**WHAT THE TASK ASKS**
Every line below is to be copied exactly, with the pictures left out.

**Stored data**
--
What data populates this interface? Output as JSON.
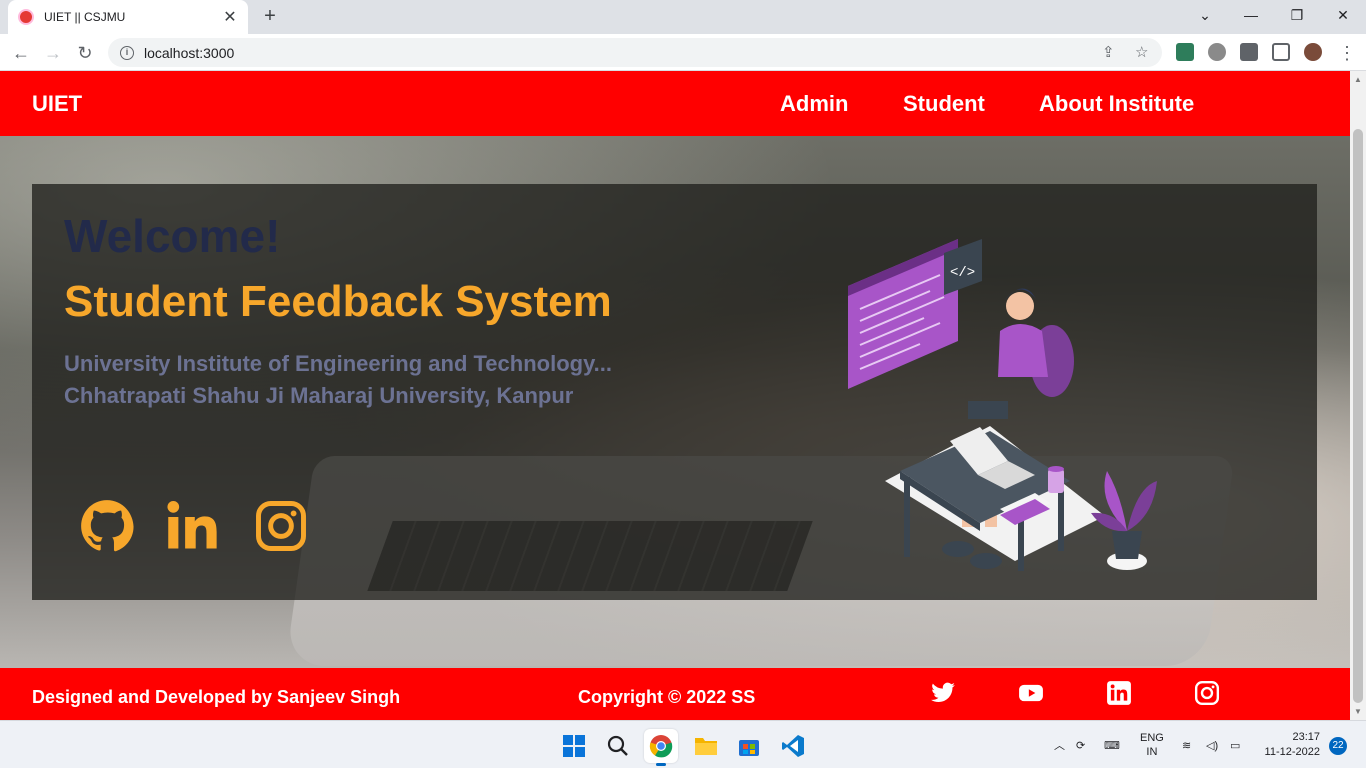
{
  "browser": {
    "tab_title": "UIET || CSJMU",
    "tab_close": "✕",
    "new_tab": "+",
    "url": "localhost:3000",
    "accent": "#dee1e6"
  },
  "navbar": {
    "brand": "UIET",
    "links": [
      "Admin",
      "Student",
      "About Institute"
    ],
    "color": "#ff0000"
  },
  "hero": {
    "welcome": "Welcome!",
    "headline": "Student Feedback System",
    "subtitle_line1": "University Institute of Engineering and Technology...",
    "subtitle_line2": "Chhatrapati Shahu Ji Maharaj University, Kanpur",
    "headline_color": "#f7a72b",
    "social_icons": [
      "github-icon",
      "linkedin-icon",
      "instagram-icon"
    ],
    "illustration": "developer-at-desk-illustration"
  },
  "footer": {
    "credit": "Designed and Developed by Sanjeev Singh",
    "copyright": "Copyright © 2022 SS",
    "icons": [
      "twitter-icon",
      "youtube-icon",
      "linkedin-icon",
      "instagram-icon"
    ]
  },
  "taskbar": {
    "language_line1": "ENG",
    "language_line2": "IN",
    "time": "23:17",
    "date": "11-12-2022",
    "notifications": "22",
    "apps": [
      "windows-start-icon",
      "search-icon",
      "chrome-icon",
      "file-explorer-icon",
      "store-icon",
      "vscode-icon"
    ]
  }
}
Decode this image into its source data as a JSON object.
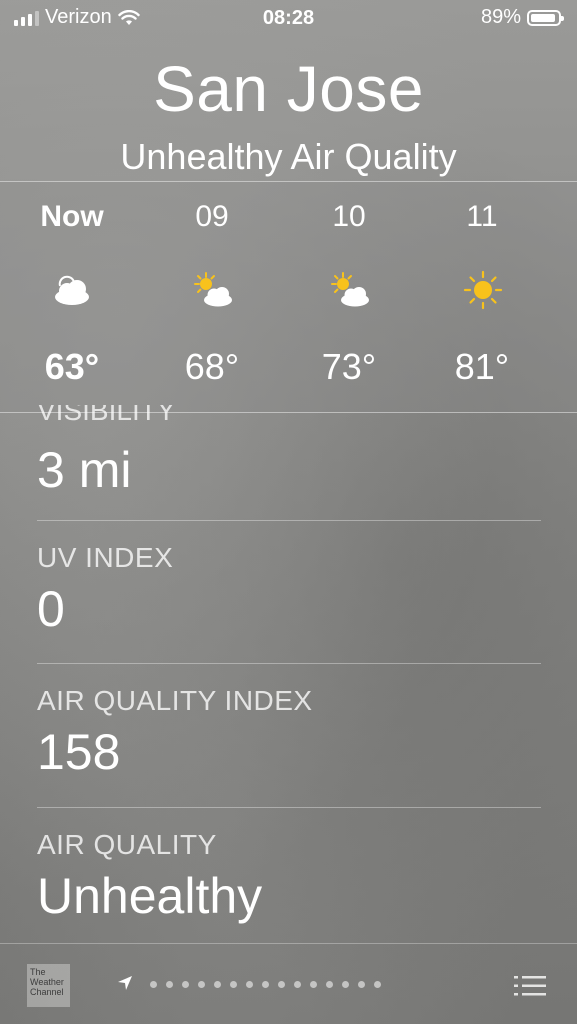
{
  "status_bar": {
    "carrier": "Verizon",
    "time": "08:28",
    "battery": "89%"
  },
  "city": "San Jose",
  "condition": "Unhealthy Air Quality",
  "hourly": [
    {
      "label": "Now",
      "icon": "cloud-icon",
      "temp": "63°"
    },
    {
      "label": "09",
      "icon": "partly-sunny-icon",
      "temp": "68°"
    },
    {
      "label": "10",
      "icon": "partly-sunny-icon",
      "temp": "73°"
    },
    {
      "label": "11",
      "icon": "sun-icon",
      "temp": "81°"
    }
  ],
  "details": {
    "visibility_label": "VISIBILITY",
    "visibility_value": "3 mi",
    "uv_label": "UV INDEX",
    "uv_value": "0",
    "aqi_label": "AIR QUALITY INDEX",
    "aqi_value": "158",
    "aq_label": "AIR QUALITY",
    "aq_value": "Unhealthy"
  },
  "bottom_bar": {
    "logo_text": "The Weather Channel",
    "page_dots": 15
  },
  "colors": {
    "sun": "#f8c21c",
    "text": "#ffffff"
  }
}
--
**THE RESULT**
What data populates this interface? Output as JSON.
{
  "browser": {
    "tab_title": "UIET || CSJMU",
    "tab_close": "✕",
    "new_tab": "+",
    "url": "localhost:3000",
    "accent": "#dee1e6"
  },
  "navbar": {
    "brand": "UIET",
    "links": [
      "Admin",
      "Student",
      "About Institute"
    ],
    "color": "#ff0000"
  },
  "hero": {
    "welcome": "Welcome!",
    "headline": "Student Feedback System",
    "subtitle_line1": "University Institute of Engineering and Technology...",
    "subtitle_line2": "Chhatrapati Shahu Ji Maharaj University, Kanpur",
    "headline_color": "#f7a72b",
    "social_icons": [
      "github-icon",
      "linkedin-icon",
      "instagram-icon"
    ],
    "illustration": "developer-at-desk-illustration"
  },
  "footer": {
    "credit": "Designed and Developed by Sanjeev Singh",
    "copyright": "Copyright © 2022 SS",
    "icons": [
      "twitter-icon",
      "youtube-icon",
      "linkedin-icon",
      "instagram-icon"
    ]
  },
  "taskbar": {
    "language_line1": "ENG",
    "language_line2": "IN",
    "time": "23:17",
    "date": "11-12-2022",
    "notifications": "22",
    "apps": [
      "windows-start-icon",
      "search-icon",
      "chrome-icon",
      "file-explorer-icon",
      "store-icon",
      "vscode-icon"
    ]
  }
}
Decode this image into its source data as a JSON object.
{
  "status_bar": {
    "carrier": "Verizon",
    "time": "08:28",
    "battery": "89%"
  },
  "city": "San Jose",
  "condition": "Unhealthy Air Quality",
  "hourly": [
    {
      "label": "Now",
      "icon": "cloud-icon",
      "temp": "63°"
    },
    {
      "label": "09",
      "icon": "partly-sunny-icon",
      "temp": "68°"
    },
    {
      "label": "10",
      "icon": "partly-sunny-icon",
      "temp": "73°"
    },
    {
      "label": "11",
      "icon": "sun-icon",
      "temp": "81°"
    }
  ],
  "details": {
    "visibility_label": "VISIBILITY",
    "visibility_value": "3 mi",
    "uv_label": "UV INDEX",
    "uv_value": "0",
    "aqi_label": "AIR QUALITY INDEX",
    "aqi_value": "158",
    "aq_label": "AIR QUALITY",
    "aq_value": "Unhealthy"
  },
  "bottom_bar": {
    "logo_text": "The Weather Channel",
    "page_dots": 15
  },
  "colors": {
    "sun": "#f8c21c",
    "text": "#ffffff"
  }
}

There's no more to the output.